▸ **Exercise**
Set down each line of the material that follows, exactly, with no pictures.

▸ **Available data**
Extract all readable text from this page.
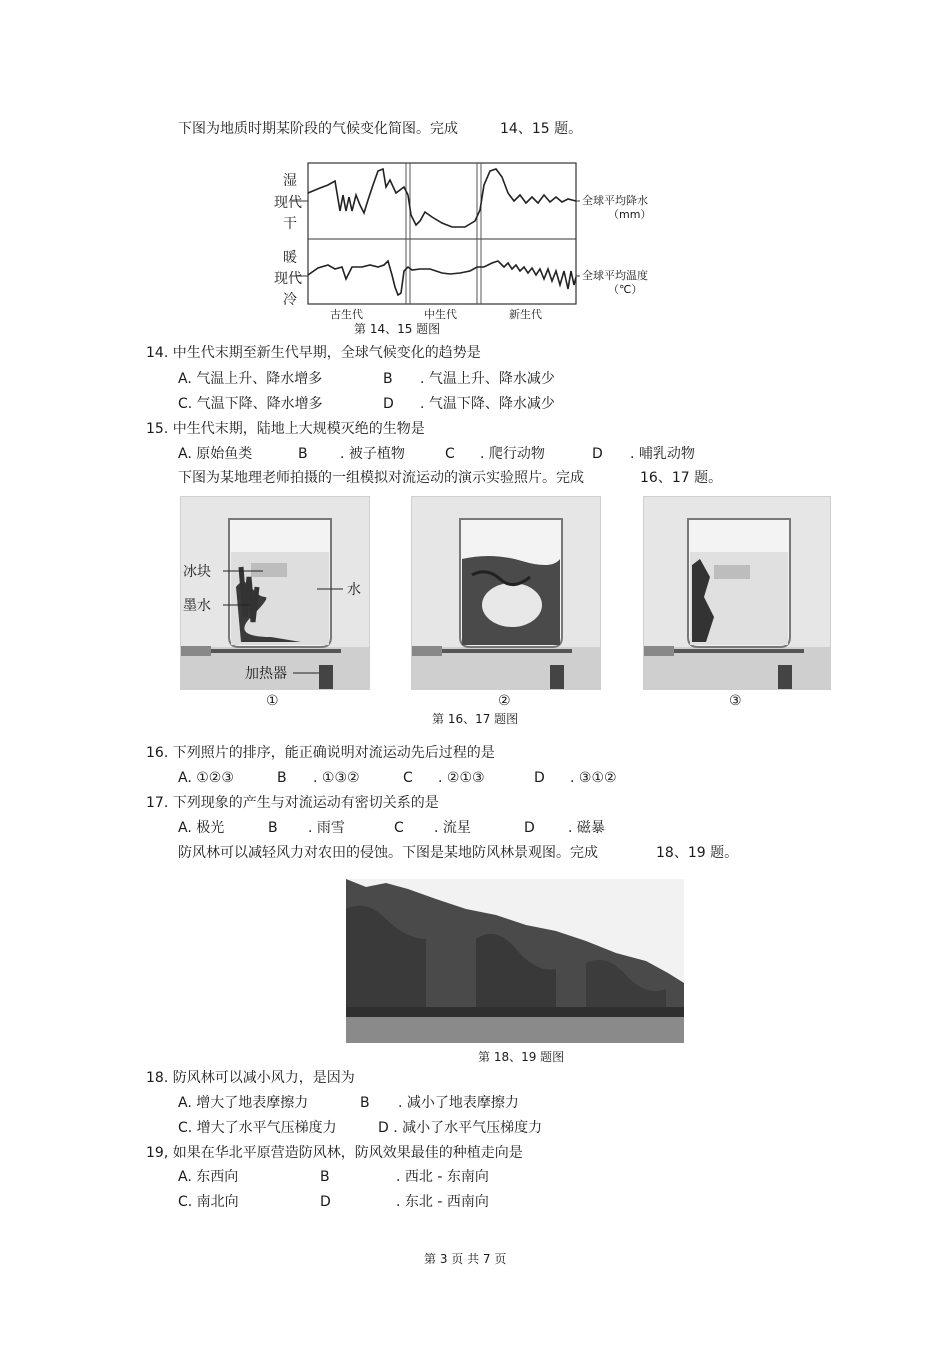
下图为地质时期某阶段的气候变化简图。完成	14、15 题。
湿
现代
干
暖
现代
冷
全球平均降水
（mm）
全球平均温度
（℃）
古生代	中生代	新生代
第 14、15 题图
14. 中生代末期至新生代早期，全球气候变化的趋势是
A. 气温上升、降水增多	B . 气温上升、降水减少
C. 气温下降、降水增多	D . 气温下降、降水减少
15. 中生代末期，陆地上大规模灭绝的生物是
A. 原始鱼类	B . 被子植物	C . 爬行动物	D . 哺乳动物
下图为某地理老师拍摄的一组模拟对流运动的演示实验照片。完成	16、17 题。
冰块
墨水
水
加热器
①	②	③
第 16、17 题图
16. 下列照片的排序，能正确说明对流运动先后过程的是
A. ①②③	B . ①③②	C . ②①③	D . ③①②
17. 下列现象的产生与对流运动有密切关系的是
A. 极光	B . 雨雪	C . 流星	D . 磁暴
防风林可以减轻风力对农田的侵蚀。下图是某地防风林景观图。完成	18、19 题。
第 18、19 题图
18. 防风林可以减小风力，是因为
A. 增大了地表摩擦力	B . 减小了地表摩擦力
C. 增大了水平气压梯度力	D . 减小了水平气压梯度力
19, 如果在华北平原营造防风林，防风效果最佳的种植走向是
A. 东西向	B	. 西北 - 东南向
C. 南北向	D	. 东北 - 西南向
第 3 页 共 7 页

▸ **Output for this exercise**
Extract all readable text from this page.
下图为地质时期某阶段的气候变化简图。完成	14、15 题。
湿
现代
干
暖
现代
冷
全球平均降水
（mm）
全球平均温度
（℃）
古生代	中生代	新生代
第 14、15 题图
14. 中生代末期至新生代早期，全球气候变化的趋势是
A. 气温上升、降水增多	B . 气温上升、降水减少
C. 气温下降、降水增多	D . 气温下降、降水减少
15. 中生代末期，陆地上大规模灭绝的生物是
A. 原始鱼类	B . 被子植物	C . 爬行动物	D . 哺乳动物
下图为某地理老师拍摄的一组模拟对流运动的演示实验照片。完成	16、17 题。
冰块
墨水
水
加热器
①	②	③
第 16、17 题图
16. 下列照片的排序，能正确说明对流运动先后过程的是
A. ①②③	B . ①③②	C . ②①③	D . ③①②
17. 下列现象的产生与对流运动有密切关系的是
A. 极光	B . 雨雪	C . 流星	D . 磁暴
防风林可以减轻风力对农田的侵蚀。下图是某地防风林景观图。完成	18、19 题。
第 18、19 题图
18. 防风林可以减小风力，是因为
A. 增大了地表摩擦力	B . 减小了地表摩擦力
C. 增大了水平气压梯度力	D . 减小了水平气压梯度力
19, 如果在华北平原营造防风林，防风效果最佳的种植走向是
A. 东西向	B	. 西北 - 东南向
C. 南北向	D	. 东北 - 西南向
第 3 页 共 7 页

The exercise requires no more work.